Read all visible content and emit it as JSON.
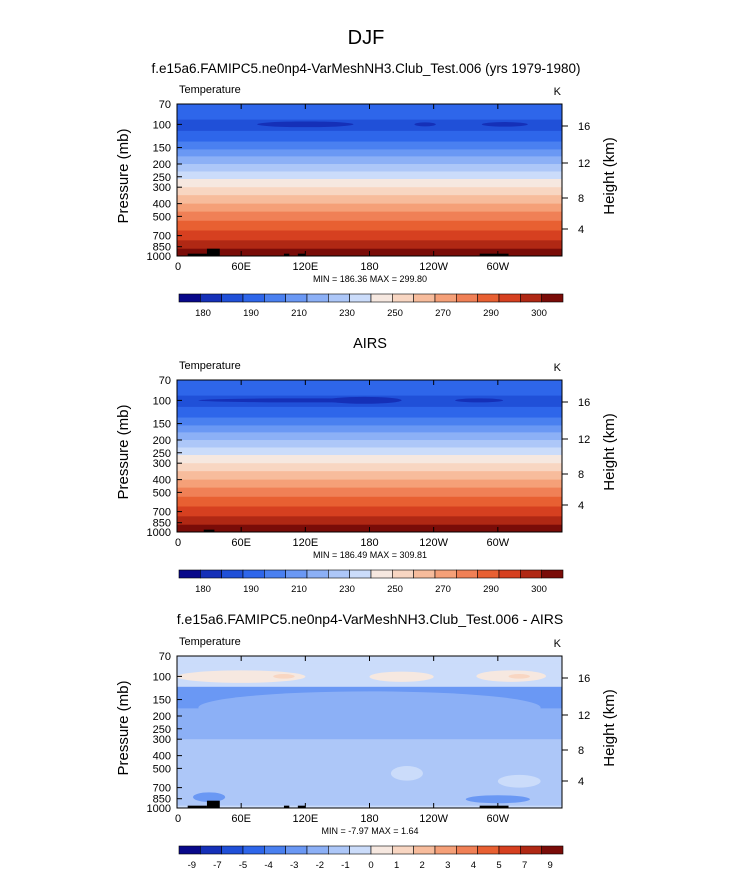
{
  "figure": {
    "title": "DJF",
    "subtitle": "f.e15a6.FAMIPC5.ne0np4-VarMeshNH3.Club_Test.006 (yrs 1979-1980)"
  },
  "chart_data": [
    {
      "type": "heatmap",
      "panel_title": "",
      "variable": "Temperature",
      "units": "K",
      "ylabel": "Pressure (mb)",
      "ylabel_right": "Height (km)",
      "stats": "MIN = 186.36  MAX = 299.80",
      "x_ticks": [
        "0",
        "60E",
        "120E",
        "180",
        "120W",
        "60W"
      ],
      "y_ticks": [
        "70",
        "100",
        "150",
        "200",
        "250",
        "300",
        "400",
        "500",
        "700",
        "850",
        "1000"
      ],
      "height_ticks": [
        "16",
        "12",
        "8",
        "4"
      ],
      "colorbar_labels": [
        "180",
        "190",
        "210",
        "230",
        "250",
        "270",
        "290",
        "300"
      ],
      "palette": [
        "#08088a",
        "#1530b8",
        "#2050d8",
        "#2e66ea",
        "#4a80f0",
        "#6a98f4",
        "#8cb0f6",
        "#adc7f8",
        "#cbdcfa",
        "#f6e8e0",
        "#f8d6c2",
        "#f7bc9c",
        "#f5a078",
        "#f08056",
        "#e86032",
        "#d64020",
        "#b02814",
        "#7a0c08"
      ],
      "xlim": [
        0,
        360
      ],
      "plim": [
        70,
        1000
      ],
      "cold_cores": [
        {
          "lon": [
            75,
            165
          ],
          "p": [
            95,
            105
          ]
        },
        {
          "lon": [
            222,
            242
          ],
          "p": [
            97,
            103
          ]
        },
        {
          "lon": [
            285,
            328
          ],
          "p": [
            96,
            104
          ]
        }
      ],
      "topography": [
        {
          "lon": [
            10,
            28
          ],
          "p": 960
        },
        {
          "lon": [
            28,
            40
          ],
          "p": 880
        },
        {
          "lon": [
            100,
            105
          ],
          "p": 960
        },
        {
          "lon": [
            113,
            120
          ],
          "p": 960
        },
        {
          "lon": [
            283,
            310
          ],
          "p": 960
        }
      ]
    },
    {
      "type": "heatmap",
      "panel_title": "AIRS",
      "variable": "Temperature",
      "units": "K",
      "ylabel": "Pressure (mb)",
      "ylabel_right": "Height (km)",
      "stats": "MIN = 186.49  MAX = 309.81",
      "x_ticks": [
        "0",
        "60E",
        "120E",
        "180",
        "120W",
        "60W"
      ],
      "y_ticks": [
        "70",
        "100",
        "150",
        "200",
        "250",
        "300",
        "400",
        "500",
        "700",
        "850",
        "1000"
      ],
      "height_ticks": [
        "16",
        "12",
        "8",
        "4"
      ],
      "colorbar_labels": [
        "180",
        "190",
        "210",
        "230",
        "250",
        "270",
        "290",
        "300"
      ],
      "palette": [
        "#08088a",
        "#1530b8",
        "#2050d8",
        "#2e66ea",
        "#4a80f0",
        "#6a98f4",
        "#8cb0f6",
        "#adc7f8",
        "#cbdcfa",
        "#f6e8e0",
        "#f8d6c2",
        "#f7bc9c",
        "#f5a078",
        "#f08056",
        "#e86032",
        "#d64020",
        "#b02814",
        "#7a0c08"
      ],
      "xlim": [
        0,
        360
      ],
      "plim": [
        70,
        1000
      ],
      "cold_cores": [
        {
          "lon": [
            20,
            210
          ],
          "p": [
            97,
            103
          ]
        },
        {
          "lon": [
            140,
            210
          ],
          "p": [
            94,
            106
          ]
        },
        {
          "lon": [
            260,
            305
          ],
          "p": [
            98,
            102
          ]
        }
      ],
      "topography": [
        {
          "lon": [
            25,
            35
          ],
          "p": 960
        }
      ]
    },
    {
      "type": "heatmap",
      "panel_title": "f.e15a6.FAMIPC5.ne0np4-VarMeshNH3.Club_Test.006 - AIRS",
      "variable": "Temperature",
      "units": "K",
      "ylabel": "Pressure (mb)",
      "ylabel_right": "Height (km)",
      "stats": "MIN = -7.97  MAX =  1.64",
      "x_ticks": [
        "0",
        "60E",
        "120E",
        "180",
        "120W",
        "60W"
      ],
      "y_ticks": [
        "70",
        "100",
        "150",
        "200",
        "250",
        "300",
        "400",
        "500",
        "700",
        "850",
        "1000"
      ],
      "height_ticks": [
        "16",
        "12",
        "8",
        "4"
      ],
      "colorbar_labels": [
        "-9",
        "-7",
        "-5",
        "-4",
        "-3",
        "-2",
        "-1",
        "0",
        "1",
        "2",
        "3",
        "4",
        "5",
        "7",
        "9"
      ],
      "palette": [
        "#08088a",
        "#1530b8",
        "#2050d8",
        "#2e66ea",
        "#4a80f0",
        "#6a98f4",
        "#8cb0f6",
        "#adc7f8",
        "#cbdcfa",
        "#f6e8e0",
        "#f8d6c2",
        "#f7bc9c",
        "#f5a078",
        "#f08056",
        "#e86032",
        "#d64020",
        "#b02814",
        "#7a0c08"
      ],
      "xlim": [
        0,
        360
      ],
      "plim": [
        70,
        1000
      ],
      "diff_blobs": [
        {
          "lon": [
            0,
            120
          ],
          "p": [
            90,
            112
          ],
          "color": 9
        },
        {
          "lon": [
            180,
            240
          ],
          "p": [
            92,
            110
          ],
          "color": 9
        },
        {
          "lon": [
            280,
            345
          ],
          "p": [
            90,
            110
          ],
          "color": 9
        },
        {
          "lon": [
            90,
            110
          ],
          "p": [
            96,
            104
          ],
          "color": 10
        },
        {
          "lon": [
            310,
            330
          ],
          "p": [
            96,
            104
          ],
          "color": 10
        },
        {
          "lon": [
            20,
            340
          ],
          "p": [
            130,
            230
          ],
          "color": 6
        },
        {
          "lon": [
            200,
            230
          ],
          "p": [
            480,
            620
          ],
          "color": 8
        },
        {
          "lon": [
            300,
            340
          ],
          "p": [
            560,
            700
          ],
          "color": 8
        },
        {
          "lon": [
            15,
            45
          ],
          "p": [
            760,
            900
          ],
          "color": 5
        },
        {
          "lon": [
            270,
            330
          ],
          "p": [
            800,
            920
          ],
          "color": 5
        }
      ],
      "topography": [
        {
          "lon": [
            10,
            28
          ],
          "p": 960
        },
        {
          "lon": [
            28,
            40
          ],
          "p": 880
        },
        {
          "lon": [
            100,
            105
          ],
          "p": 960
        },
        {
          "lon": [
            113,
            120
          ],
          "p": 960
        },
        {
          "lon": [
            283,
            310
          ],
          "p": 960
        }
      ]
    }
  ]
}
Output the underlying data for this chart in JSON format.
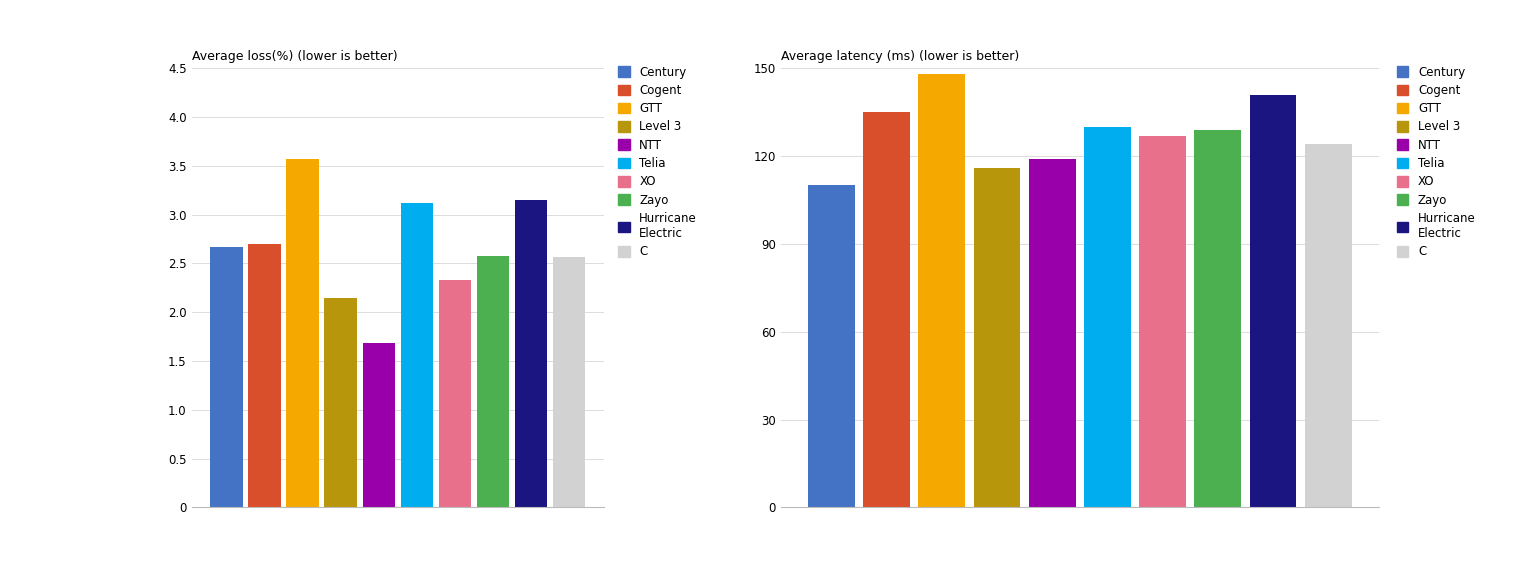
{
  "loss_title": "Average loss(%) (lower is better)",
  "latency_title": "Average latency (ms) (lower is better)",
  "legend_labels": [
    "Century",
    "Cogent",
    "GTT",
    "Level 3",
    "NTT",
    "Telia",
    "XO",
    "Zayo",
    "Hurricane\nElectric",
    "C"
  ],
  "loss_values": [
    2.67,
    2.7,
    3.57,
    2.15,
    1.68,
    3.12,
    2.33,
    2.58,
    3.15,
    2.57
  ],
  "latency_values": [
    110,
    135,
    148,
    116,
    119,
    130,
    127,
    129,
    141,
    124
  ],
  "colors": [
    "#4472C4",
    "#D94F2B",
    "#F5A800",
    "#B8960C",
    "#9900AA",
    "#00AEEF",
    "#E8708A",
    "#4CAF50",
    "#1A1580",
    "#D2D2D2"
  ],
  "loss_ylim": [
    0,
    4.5
  ],
  "loss_yticks": [
    0,
    0.5,
    1.0,
    1.5,
    2.0,
    2.5,
    3.0,
    3.5,
    4.0,
    4.5
  ],
  "latency_ylim": [
    0,
    150
  ],
  "latency_yticks": [
    0,
    30,
    60,
    90,
    120,
    150
  ],
  "title_fontsize": 9,
  "tick_fontsize": 8.5,
  "legend_fontsize": 8.5,
  "bar_width": 0.85
}
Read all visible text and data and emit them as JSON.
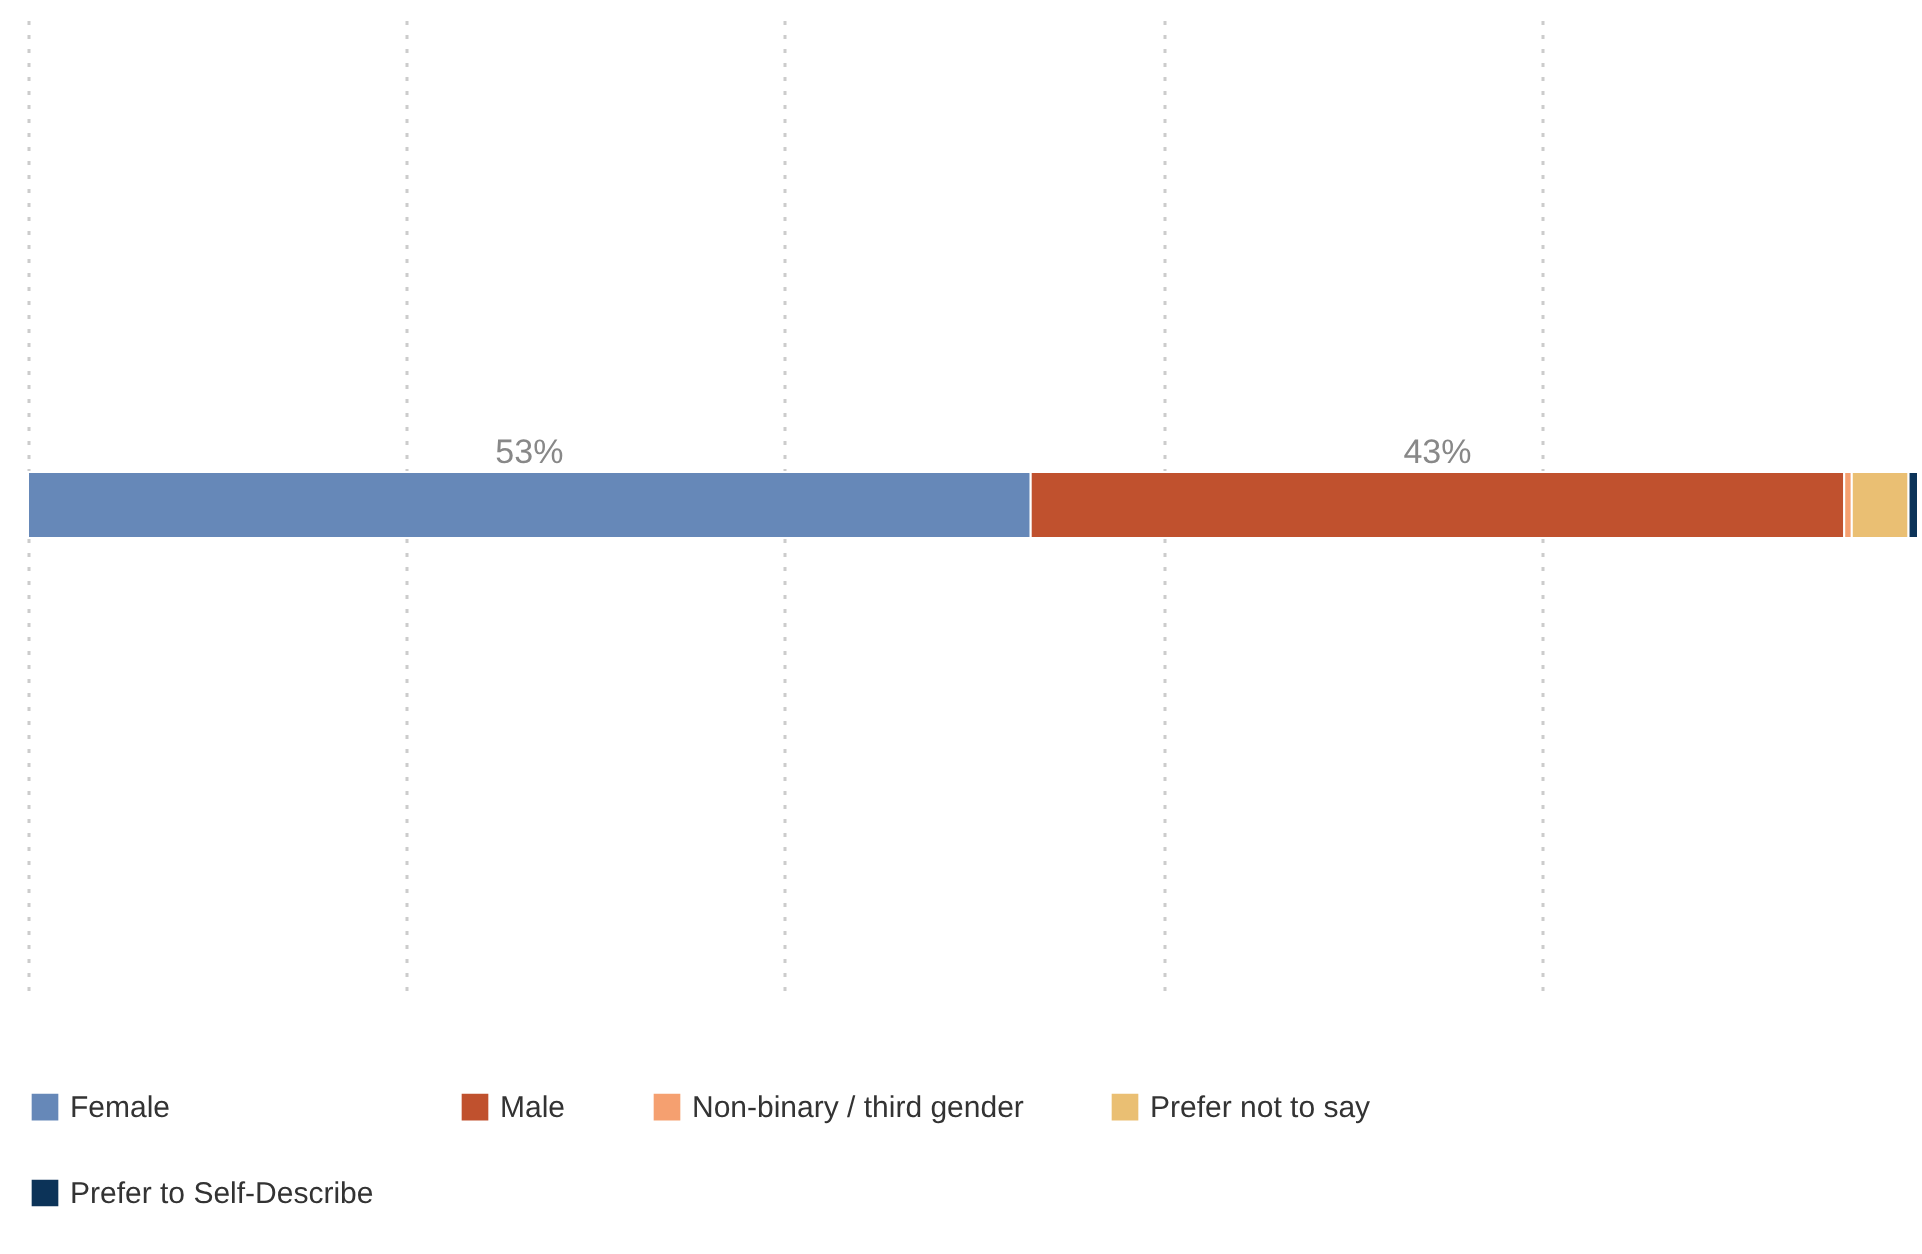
{
  "chart_data": {
    "type": "bar",
    "orientation": "horizontal",
    "stacked": true,
    "categories": [
      null
    ],
    "series": [
      {
        "name": "Female",
        "color": "#6688b8",
        "values": [
          53
        ],
        "value_labels": [
          "53%"
        ]
      },
      {
        "name": "Male",
        "color": "#c0512e",
        "values": [
          43
        ],
        "value_labels": [
          "43%"
        ]
      },
      {
        "name": "Non-binary / third gender",
        "color": "#f5a070",
        "values": [
          0.4
        ],
        "value_labels": [
          null
        ]
      },
      {
        "name": "Prefer not to say",
        "color": "#eabf73",
        "values": [
          3
        ],
        "value_labels": [
          null
        ]
      },
      {
        "name": "Prefer to Self-Describe",
        "color": "#0c3358",
        "values": [
          0.5
        ],
        "value_labels": [
          null
        ]
      }
    ],
    "grid": "x",
    "legend": "bottom",
    "tick_labels": false
  }
}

## [Exercise aim]
Give only the number of lines in the material above that hold the word "emit".

## [Task response]
2